What the task asks »
Update the listing below by replacing each "Formation" with "Buildup". Keep every other line unchanged.

Input records »
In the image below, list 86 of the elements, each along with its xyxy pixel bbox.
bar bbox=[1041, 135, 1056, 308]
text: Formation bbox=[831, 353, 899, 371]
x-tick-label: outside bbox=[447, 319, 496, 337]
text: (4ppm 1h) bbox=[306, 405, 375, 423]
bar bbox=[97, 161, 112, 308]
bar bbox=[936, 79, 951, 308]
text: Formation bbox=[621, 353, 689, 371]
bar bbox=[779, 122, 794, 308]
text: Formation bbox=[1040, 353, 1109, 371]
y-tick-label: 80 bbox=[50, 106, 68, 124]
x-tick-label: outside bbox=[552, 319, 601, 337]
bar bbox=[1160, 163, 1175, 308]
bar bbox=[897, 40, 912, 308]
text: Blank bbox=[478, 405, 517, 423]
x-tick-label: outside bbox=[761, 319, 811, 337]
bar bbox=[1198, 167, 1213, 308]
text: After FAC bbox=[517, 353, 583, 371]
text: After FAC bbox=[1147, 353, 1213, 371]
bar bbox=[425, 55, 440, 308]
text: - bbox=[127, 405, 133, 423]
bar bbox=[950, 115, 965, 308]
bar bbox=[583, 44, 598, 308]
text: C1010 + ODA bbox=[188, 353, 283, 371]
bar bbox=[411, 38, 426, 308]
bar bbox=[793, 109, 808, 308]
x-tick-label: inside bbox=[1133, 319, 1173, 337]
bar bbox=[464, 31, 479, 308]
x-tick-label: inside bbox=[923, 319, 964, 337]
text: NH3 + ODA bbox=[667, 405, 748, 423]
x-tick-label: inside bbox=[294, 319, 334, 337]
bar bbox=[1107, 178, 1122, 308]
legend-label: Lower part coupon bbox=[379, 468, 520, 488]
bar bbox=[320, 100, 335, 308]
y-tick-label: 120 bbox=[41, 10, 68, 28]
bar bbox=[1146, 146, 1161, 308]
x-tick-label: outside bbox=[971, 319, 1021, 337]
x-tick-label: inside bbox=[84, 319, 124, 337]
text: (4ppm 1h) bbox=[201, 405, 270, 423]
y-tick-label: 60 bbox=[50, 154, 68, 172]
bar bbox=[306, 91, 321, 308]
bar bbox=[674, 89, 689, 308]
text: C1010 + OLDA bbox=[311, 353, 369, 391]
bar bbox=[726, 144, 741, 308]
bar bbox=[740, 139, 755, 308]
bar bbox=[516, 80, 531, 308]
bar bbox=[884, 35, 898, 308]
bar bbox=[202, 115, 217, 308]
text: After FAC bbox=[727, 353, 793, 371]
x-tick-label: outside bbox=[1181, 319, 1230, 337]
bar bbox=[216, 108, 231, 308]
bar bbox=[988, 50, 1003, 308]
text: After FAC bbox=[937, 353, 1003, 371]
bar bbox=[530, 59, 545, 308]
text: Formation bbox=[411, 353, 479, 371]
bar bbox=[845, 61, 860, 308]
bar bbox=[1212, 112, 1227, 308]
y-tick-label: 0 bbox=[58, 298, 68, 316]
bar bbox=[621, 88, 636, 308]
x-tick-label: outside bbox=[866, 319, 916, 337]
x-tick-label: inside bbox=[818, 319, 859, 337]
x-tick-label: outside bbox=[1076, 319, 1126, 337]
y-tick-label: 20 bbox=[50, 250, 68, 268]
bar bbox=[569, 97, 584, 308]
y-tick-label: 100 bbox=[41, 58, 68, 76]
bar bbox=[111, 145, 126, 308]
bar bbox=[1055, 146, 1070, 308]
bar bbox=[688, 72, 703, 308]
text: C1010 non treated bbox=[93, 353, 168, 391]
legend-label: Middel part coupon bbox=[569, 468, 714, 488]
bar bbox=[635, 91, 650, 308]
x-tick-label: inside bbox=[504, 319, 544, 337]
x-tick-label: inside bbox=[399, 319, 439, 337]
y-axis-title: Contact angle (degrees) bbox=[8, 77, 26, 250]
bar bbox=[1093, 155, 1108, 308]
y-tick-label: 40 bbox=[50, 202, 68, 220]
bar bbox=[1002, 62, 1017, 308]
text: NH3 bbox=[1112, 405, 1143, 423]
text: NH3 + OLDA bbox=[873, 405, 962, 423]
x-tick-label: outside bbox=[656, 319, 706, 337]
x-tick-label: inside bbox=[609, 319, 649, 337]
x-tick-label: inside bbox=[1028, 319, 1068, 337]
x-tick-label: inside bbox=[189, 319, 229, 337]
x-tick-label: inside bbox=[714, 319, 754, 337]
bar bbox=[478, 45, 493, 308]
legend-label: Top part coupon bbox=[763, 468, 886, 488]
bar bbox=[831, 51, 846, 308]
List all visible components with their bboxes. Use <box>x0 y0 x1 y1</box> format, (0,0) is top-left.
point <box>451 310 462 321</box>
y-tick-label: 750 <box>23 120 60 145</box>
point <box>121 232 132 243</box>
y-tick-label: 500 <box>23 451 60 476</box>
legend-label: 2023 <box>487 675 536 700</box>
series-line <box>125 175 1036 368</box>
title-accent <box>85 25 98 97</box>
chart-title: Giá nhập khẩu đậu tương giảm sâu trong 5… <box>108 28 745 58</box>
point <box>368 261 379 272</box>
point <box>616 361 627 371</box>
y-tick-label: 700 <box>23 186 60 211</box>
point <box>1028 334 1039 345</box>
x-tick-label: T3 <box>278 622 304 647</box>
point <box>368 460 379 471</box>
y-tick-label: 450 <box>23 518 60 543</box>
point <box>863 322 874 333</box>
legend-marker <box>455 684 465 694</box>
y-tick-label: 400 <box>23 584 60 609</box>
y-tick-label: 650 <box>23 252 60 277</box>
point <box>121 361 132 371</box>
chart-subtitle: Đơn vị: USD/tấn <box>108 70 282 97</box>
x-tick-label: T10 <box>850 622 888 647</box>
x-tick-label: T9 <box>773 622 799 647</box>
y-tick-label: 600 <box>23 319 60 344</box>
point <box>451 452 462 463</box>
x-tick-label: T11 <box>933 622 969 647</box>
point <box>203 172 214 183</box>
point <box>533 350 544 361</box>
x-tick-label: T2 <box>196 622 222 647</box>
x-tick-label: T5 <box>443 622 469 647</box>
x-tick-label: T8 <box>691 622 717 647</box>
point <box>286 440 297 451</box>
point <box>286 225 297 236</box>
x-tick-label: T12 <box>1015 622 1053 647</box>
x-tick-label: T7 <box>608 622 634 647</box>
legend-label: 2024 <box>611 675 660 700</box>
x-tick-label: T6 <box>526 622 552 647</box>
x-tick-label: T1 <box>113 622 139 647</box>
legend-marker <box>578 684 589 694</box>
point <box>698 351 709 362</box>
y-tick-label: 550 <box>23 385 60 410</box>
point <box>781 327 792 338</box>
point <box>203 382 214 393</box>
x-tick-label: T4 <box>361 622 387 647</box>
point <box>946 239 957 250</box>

Finished exercise »
In the image below, list 86 of the elements, each along with its xyxy pixel bbox.
bar bbox=[1041, 135, 1056, 308]
text: Buildup bbox=[831, 353, 899, 371]
x-tick-label: outside bbox=[447, 319, 496, 337]
text: (4ppm 1h) bbox=[306, 405, 375, 423]
bar bbox=[97, 161, 112, 308]
bar bbox=[936, 79, 951, 308]
text: Buildup bbox=[621, 353, 689, 371]
bar bbox=[779, 122, 794, 308]
text: Buildup bbox=[1040, 353, 1109, 371]
y-tick-label: 80 bbox=[50, 106, 68, 124]
x-tick-label: outside bbox=[552, 319, 601, 337]
bar bbox=[1160, 163, 1175, 308]
bar bbox=[897, 40, 912, 308]
text: Blank bbox=[478, 405, 517, 423]
x-tick-label: outside bbox=[761, 319, 811, 337]
bar bbox=[1198, 167, 1213, 308]
text: After FAC bbox=[517, 353, 583, 371]
text: After FAC bbox=[1147, 353, 1213, 371]
bar bbox=[425, 55, 440, 308]
text: - bbox=[127, 405, 133, 423]
bar bbox=[950, 115, 965, 308]
bar bbox=[583, 44, 598, 308]
text: C1010 + ODA bbox=[188, 353, 283, 371]
bar bbox=[411, 38, 426, 308]
bar bbox=[793, 109, 808, 308]
x-tick-label: inside bbox=[1133, 319, 1173, 337]
bar bbox=[464, 31, 479, 308]
x-tick-label: inside bbox=[923, 319, 964, 337]
text: NH3 + ODA bbox=[667, 405, 748, 423]
x-tick-label: inside bbox=[294, 319, 334, 337]
bar bbox=[1107, 178, 1122, 308]
legend-label: Lower part coupon bbox=[379, 468, 520, 488]
bar bbox=[320, 100, 335, 308]
y-tick-label: 120 bbox=[41, 10, 68, 28]
bar bbox=[1146, 146, 1161, 308]
x-tick-label: outside bbox=[971, 319, 1021, 337]
x-tick-label: inside bbox=[84, 319, 124, 337]
text: (4ppm 1h) bbox=[201, 405, 270, 423]
y-tick-label: 60 bbox=[50, 154, 68, 172]
bar bbox=[306, 91, 321, 308]
bar bbox=[674, 89, 689, 308]
text: C1010 + OLDA bbox=[311, 353, 369, 391]
bar bbox=[726, 144, 741, 308]
bar bbox=[740, 139, 755, 308]
bar bbox=[516, 80, 531, 308]
bar bbox=[884, 35, 898, 308]
bar bbox=[202, 115, 217, 308]
text: After FAC bbox=[727, 353, 793, 371]
x-tick-label: outside bbox=[1181, 319, 1230, 337]
bar bbox=[216, 108, 231, 308]
bar bbox=[988, 50, 1003, 308]
text: After FAC bbox=[937, 353, 1003, 371]
bar bbox=[530, 59, 545, 308]
text: Buildup bbox=[411, 353, 479, 371]
bar bbox=[845, 61, 860, 308]
bar bbox=[1212, 112, 1227, 308]
y-tick-label: 0 bbox=[58, 298, 68, 316]
bar bbox=[621, 88, 636, 308]
x-tick-label: outside bbox=[866, 319, 916, 337]
x-tick-label: inside bbox=[818, 319, 859, 337]
x-tick-label: outside bbox=[1076, 319, 1126, 337]
y-tick-label: 20 bbox=[50, 250, 68, 268]
bar bbox=[569, 97, 584, 308]
y-tick-label: 100 bbox=[41, 58, 68, 76]
bar bbox=[111, 145, 126, 308]
bar bbox=[1055, 146, 1070, 308]
bar bbox=[688, 72, 703, 308]
text: C1010 non treated bbox=[93, 353, 168, 391]
legend-label: Middel part coupon bbox=[569, 468, 714, 488]
bar bbox=[635, 91, 650, 308]
x-tick-label: inside bbox=[504, 319, 544, 337]
x-tick-label: inside bbox=[399, 319, 439, 337]
y-axis-title: Contact angle (degrees) bbox=[8, 77, 26, 250]
bar bbox=[1093, 155, 1108, 308]
y-tick-label: 40 bbox=[50, 202, 68, 220]
bar bbox=[1002, 62, 1017, 308]
text: NH3 bbox=[1112, 405, 1143, 423]
text: NH3 + OLDA bbox=[873, 405, 962, 423]
x-tick-label: outside bbox=[656, 319, 706, 337]
x-tick-label: inside bbox=[609, 319, 649, 337]
x-tick-label: inside bbox=[1028, 319, 1068, 337]
x-tick-label: inside bbox=[189, 319, 229, 337]
x-tick-label: inside bbox=[714, 319, 754, 337]
bar bbox=[478, 45, 493, 308]
legend-label: Top part coupon bbox=[763, 468, 886, 488]
bar bbox=[831, 51, 846, 308]
List all visible components with their bboxes. Use <box>x0 y0 x1 y1</box> format, (0,0) is top-left.
point <box>451 310 462 321</box>
y-tick-label: 750 <box>23 120 60 145</box>
point <box>121 232 132 243</box>
y-tick-label: 500 <box>23 451 60 476</box>
legend-label: 2023 <box>487 675 536 700</box>
series-line <box>125 175 1036 368</box>
title-accent <box>85 25 98 97</box>
chart-title: Giá nhập khẩu đậu tương giảm sâu trong 5… <box>108 28 745 58</box>
point <box>368 261 379 272</box>
point <box>616 361 627 371</box>
y-tick-label: 700 <box>23 186 60 211</box>
point <box>1028 334 1039 345</box>
x-tick-label: T3 <box>278 622 304 647</box>
point <box>368 460 379 471</box>
y-tick-label: 450 <box>23 518 60 543</box>
point <box>863 322 874 333</box>
legend-marker <box>455 684 465 694</box>
y-tick-label: 400 <box>23 584 60 609</box>
y-tick-label: 650 <box>23 252 60 277</box>
point <box>121 361 132 371</box>
chart-subtitle: Đơn vị: USD/tấn <box>108 70 282 97</box>
x-tick-label: T10 <box>850 622 888 647</box>
x-tick-label: T9 <box>773 622 799 647</box>
y-tick-label: 600 <box>23 319 60 344</box>
point <box>451 452 462 463</box>
x-tick-label: T11 <box>933 622 969 647</box>
point <box>203 172 214 183</box>
point <box>533 350 544 361</box>
x-tick-label: T2 <box>196 622 222 647</box>
x-tick-label: T5 <box>443 622 469 647</box>
x-tick-label: T8 <box>691 622 717 647</box>
point <box>286 440 297 451</box>
point <box>286 225 297 236</box>
x-tick-label: T12 <box>1015 622 1053 647</box>
x-tick-label: T7 <box>608 622 634 647</box>
legend-label: 2024 <box>611 675 660 700</box>
x-tick-label: T6 <box>526 622 552 647</box>
x-tick-label: T1 <box>113 622 139 647</box>
legend-marker <box>578 684 589 694</box>
point <box>698 351 709 362</box>
y-tick-label: 550 <box>23 385 60 410</box>
point <box>781 327 792 338</box>
point <box>203 382 214 393</box>
x-tick-label: T4 <box>361 622 387 647</box>
point <box>946 239 957 250</box>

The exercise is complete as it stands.